* Begin EXERCISE INPUT *
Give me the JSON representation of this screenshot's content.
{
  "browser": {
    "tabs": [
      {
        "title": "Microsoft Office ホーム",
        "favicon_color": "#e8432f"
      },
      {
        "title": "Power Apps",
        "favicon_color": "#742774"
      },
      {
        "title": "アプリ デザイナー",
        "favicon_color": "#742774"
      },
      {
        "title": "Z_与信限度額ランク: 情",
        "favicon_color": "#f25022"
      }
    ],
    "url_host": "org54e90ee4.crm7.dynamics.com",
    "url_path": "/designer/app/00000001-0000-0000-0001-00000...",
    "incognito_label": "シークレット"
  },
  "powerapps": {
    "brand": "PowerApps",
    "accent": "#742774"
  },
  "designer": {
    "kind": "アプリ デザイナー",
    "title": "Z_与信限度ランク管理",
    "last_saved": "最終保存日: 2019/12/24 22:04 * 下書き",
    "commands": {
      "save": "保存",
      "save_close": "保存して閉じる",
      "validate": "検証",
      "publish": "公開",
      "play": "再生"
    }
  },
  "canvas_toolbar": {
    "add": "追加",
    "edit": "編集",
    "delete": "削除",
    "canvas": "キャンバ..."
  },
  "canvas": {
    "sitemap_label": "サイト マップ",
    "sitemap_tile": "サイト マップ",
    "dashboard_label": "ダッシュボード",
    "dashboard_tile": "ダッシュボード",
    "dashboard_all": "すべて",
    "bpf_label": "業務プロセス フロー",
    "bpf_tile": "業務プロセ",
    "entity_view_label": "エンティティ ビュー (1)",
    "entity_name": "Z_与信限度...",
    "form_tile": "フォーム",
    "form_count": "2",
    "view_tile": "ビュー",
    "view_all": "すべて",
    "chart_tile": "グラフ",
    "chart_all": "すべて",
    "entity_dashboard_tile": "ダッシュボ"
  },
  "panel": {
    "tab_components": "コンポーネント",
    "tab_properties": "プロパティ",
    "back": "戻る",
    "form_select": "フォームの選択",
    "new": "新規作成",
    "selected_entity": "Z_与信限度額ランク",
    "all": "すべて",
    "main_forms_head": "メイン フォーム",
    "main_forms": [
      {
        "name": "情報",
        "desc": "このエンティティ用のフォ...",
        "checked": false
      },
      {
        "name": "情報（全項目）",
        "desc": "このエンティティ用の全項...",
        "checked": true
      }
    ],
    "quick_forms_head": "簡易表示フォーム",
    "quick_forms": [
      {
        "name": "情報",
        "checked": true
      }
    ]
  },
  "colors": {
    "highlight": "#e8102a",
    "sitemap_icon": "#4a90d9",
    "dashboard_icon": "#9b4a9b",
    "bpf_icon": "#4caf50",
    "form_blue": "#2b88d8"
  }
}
* End EXERCISE INPUT *
## TO BE DONE
Which lines of the material contain the string "designer"? List each of them.

## RESPONSE
    "url_path": "/designer/app/00000001-0000-0000-0001-00000...",
  "designer": {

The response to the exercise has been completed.